Sydney, June 13, 2026, 07:02 AEST.
- Zip Co finished the session at A$2.66 on June 12, gaining 9.47%. The shares are still down 19.15% from the start of the year.
- Zip snapped up 677,066 shares for roughly A$1.64 million on June 11, according to its most recent ASX filing.
- Zip’s FY26 results, coming up August 20, are the next big focus for investors. The market is set to check the upgraded profit outlook and watch credit-loss numbers.
Zip Co Ltd (ASX: ZIP) jumped 9.47% to close at A$2.66 in the latest session, MarketScreener data showed. The S&P/ASX 200 added 170.8 points, or 1.98%, to end the day at 8,804, with the All Ordinaries up 1.92% to 9,006.1. Zip shares surged, but even with Friday’s rally, the stock stayed down 19.15% so far in 2026.

## Provided data

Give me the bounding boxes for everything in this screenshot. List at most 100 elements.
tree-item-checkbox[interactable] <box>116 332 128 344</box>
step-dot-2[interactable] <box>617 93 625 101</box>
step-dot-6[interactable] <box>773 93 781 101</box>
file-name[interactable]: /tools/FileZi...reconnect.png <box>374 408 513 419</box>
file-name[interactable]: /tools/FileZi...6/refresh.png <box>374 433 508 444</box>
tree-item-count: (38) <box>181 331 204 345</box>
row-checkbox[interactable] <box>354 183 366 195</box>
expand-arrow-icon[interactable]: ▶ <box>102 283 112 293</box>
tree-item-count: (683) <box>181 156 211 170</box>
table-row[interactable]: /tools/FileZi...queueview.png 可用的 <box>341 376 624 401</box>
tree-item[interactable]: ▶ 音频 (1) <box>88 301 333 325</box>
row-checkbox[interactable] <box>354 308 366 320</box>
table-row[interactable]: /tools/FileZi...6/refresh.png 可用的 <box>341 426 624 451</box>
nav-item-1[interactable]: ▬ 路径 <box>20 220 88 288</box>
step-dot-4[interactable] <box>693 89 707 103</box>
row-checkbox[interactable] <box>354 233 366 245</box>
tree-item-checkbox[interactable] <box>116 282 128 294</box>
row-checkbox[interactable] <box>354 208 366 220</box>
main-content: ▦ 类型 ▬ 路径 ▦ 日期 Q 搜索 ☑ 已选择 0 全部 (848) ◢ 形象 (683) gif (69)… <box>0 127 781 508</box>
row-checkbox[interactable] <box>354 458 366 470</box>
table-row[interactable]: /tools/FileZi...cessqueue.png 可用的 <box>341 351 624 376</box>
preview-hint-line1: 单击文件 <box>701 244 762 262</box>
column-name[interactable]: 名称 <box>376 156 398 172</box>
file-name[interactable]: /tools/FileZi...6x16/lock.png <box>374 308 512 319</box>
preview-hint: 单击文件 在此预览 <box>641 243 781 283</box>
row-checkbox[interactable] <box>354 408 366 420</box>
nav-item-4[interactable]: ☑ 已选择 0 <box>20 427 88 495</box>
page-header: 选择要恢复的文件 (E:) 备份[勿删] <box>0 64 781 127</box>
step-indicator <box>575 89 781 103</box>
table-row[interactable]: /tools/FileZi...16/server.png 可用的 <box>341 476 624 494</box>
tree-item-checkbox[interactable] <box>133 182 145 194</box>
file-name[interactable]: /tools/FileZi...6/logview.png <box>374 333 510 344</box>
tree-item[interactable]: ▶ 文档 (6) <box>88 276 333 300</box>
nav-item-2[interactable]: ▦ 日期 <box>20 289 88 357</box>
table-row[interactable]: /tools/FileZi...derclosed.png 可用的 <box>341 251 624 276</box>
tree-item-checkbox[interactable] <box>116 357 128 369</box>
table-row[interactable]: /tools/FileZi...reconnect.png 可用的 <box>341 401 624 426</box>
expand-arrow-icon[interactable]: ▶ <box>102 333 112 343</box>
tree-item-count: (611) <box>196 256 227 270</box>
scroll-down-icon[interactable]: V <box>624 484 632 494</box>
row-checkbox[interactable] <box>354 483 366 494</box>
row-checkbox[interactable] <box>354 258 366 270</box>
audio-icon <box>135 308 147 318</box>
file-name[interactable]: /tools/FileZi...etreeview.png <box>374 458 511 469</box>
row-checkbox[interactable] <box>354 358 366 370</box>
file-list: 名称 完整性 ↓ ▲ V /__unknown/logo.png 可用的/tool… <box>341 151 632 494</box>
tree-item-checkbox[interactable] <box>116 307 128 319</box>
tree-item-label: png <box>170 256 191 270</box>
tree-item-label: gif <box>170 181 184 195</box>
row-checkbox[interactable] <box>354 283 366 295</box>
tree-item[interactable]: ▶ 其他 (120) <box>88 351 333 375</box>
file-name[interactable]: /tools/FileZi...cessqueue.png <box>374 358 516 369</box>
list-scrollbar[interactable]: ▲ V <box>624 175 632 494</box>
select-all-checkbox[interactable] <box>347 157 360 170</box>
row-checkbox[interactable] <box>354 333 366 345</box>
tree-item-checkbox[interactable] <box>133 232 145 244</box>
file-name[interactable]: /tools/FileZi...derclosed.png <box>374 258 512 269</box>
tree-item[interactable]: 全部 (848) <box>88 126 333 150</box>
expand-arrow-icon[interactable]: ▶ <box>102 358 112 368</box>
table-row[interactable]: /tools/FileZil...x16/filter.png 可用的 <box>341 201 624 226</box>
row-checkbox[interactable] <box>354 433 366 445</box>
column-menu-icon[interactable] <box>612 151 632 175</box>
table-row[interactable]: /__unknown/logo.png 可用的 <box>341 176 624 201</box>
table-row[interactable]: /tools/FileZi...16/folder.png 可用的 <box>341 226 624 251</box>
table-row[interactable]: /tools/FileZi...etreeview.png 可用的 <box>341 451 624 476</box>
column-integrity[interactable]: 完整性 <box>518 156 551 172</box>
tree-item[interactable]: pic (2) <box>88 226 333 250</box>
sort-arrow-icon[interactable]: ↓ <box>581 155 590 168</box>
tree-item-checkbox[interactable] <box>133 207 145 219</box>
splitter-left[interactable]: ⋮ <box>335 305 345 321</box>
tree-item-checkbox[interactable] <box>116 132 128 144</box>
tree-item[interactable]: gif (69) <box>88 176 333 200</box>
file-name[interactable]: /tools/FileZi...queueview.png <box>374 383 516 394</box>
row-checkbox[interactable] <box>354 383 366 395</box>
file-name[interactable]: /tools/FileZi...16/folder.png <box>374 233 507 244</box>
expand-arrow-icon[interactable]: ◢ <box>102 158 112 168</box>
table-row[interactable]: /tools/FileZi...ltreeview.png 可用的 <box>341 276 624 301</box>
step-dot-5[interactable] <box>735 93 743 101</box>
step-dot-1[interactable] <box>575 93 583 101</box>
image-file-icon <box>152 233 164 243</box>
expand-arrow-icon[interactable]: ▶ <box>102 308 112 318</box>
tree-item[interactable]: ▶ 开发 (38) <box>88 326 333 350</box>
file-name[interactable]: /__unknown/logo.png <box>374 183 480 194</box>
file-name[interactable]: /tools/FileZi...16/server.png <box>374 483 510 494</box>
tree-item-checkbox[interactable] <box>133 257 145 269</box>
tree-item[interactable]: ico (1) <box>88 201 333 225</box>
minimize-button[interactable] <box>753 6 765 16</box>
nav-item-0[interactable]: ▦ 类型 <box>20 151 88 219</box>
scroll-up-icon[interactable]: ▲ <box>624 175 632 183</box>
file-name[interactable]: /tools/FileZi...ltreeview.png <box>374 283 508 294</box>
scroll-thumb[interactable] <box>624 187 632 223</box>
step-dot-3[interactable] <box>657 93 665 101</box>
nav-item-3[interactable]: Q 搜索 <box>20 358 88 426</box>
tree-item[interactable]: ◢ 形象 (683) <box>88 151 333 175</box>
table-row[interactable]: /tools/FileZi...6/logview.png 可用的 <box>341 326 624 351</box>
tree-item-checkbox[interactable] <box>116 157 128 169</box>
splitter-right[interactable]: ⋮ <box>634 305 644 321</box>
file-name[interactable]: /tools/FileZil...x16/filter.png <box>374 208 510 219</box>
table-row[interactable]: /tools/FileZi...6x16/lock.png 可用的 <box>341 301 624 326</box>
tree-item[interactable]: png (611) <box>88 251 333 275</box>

## Questions to answer
1. Reproduce the passage from the Zip Co market report starting at "Sydney, June 13, 2026, 07:02" and ending at "recent ASX filing.".
2. Write the next part of the Zip Co market report, picking up after its final sentence.

## Results by task
1.
Sydney, June 13, 2026, 07:02 AEST.
- Zip Co finished the session at A$2.66 on June 12, gaining 9.47%. The shares are still down 19.15% from the start of the year.
- Zip snapped up 677,066 shares for roughly A$1.64 million on June 11, according to its most recent ASX filing.

2.
Zip kept up its buyback with another round this week. In a June 12 notice, the company reported buying back 677,066 ordinary shares the day before, spending A$1.64 million. That adds to the 18.82 million shares Zip had already repurchased ahead of that session. Companies sometimes buy back their own shares. Cancelling those shares can leave the rest of the shareholders with a larger part of the company, potentially supporting earnings per share.
Zip’s June 11 filing said 568,472 shares were cancelled under the on-market buyback, taking the total quoted ordinary shares down to 1,254,154,264. The A$50 million buyback continues to wind down issued capital. The share price is still far from levels seen in the buy-now-pay-later surge, and the company admits this doesn’t mean the stock is cheap.
Market focus on Zip is sticking with the earnings turnaround story. For the third quarter in April, Zip posted record cash EBTDA of A$65.1 million, 41.5% higher from last year. Total transaction volume hit around A$4.0 billion, up 22.4%. Cash EBTDA, short for cash earnings before tax, depreciation, and amortisation, is a common metric for gauging operating cash profit before some accounting adjustments. Zip has lifted its FY26 group cash EBTDA guidance to no less than A$260 million.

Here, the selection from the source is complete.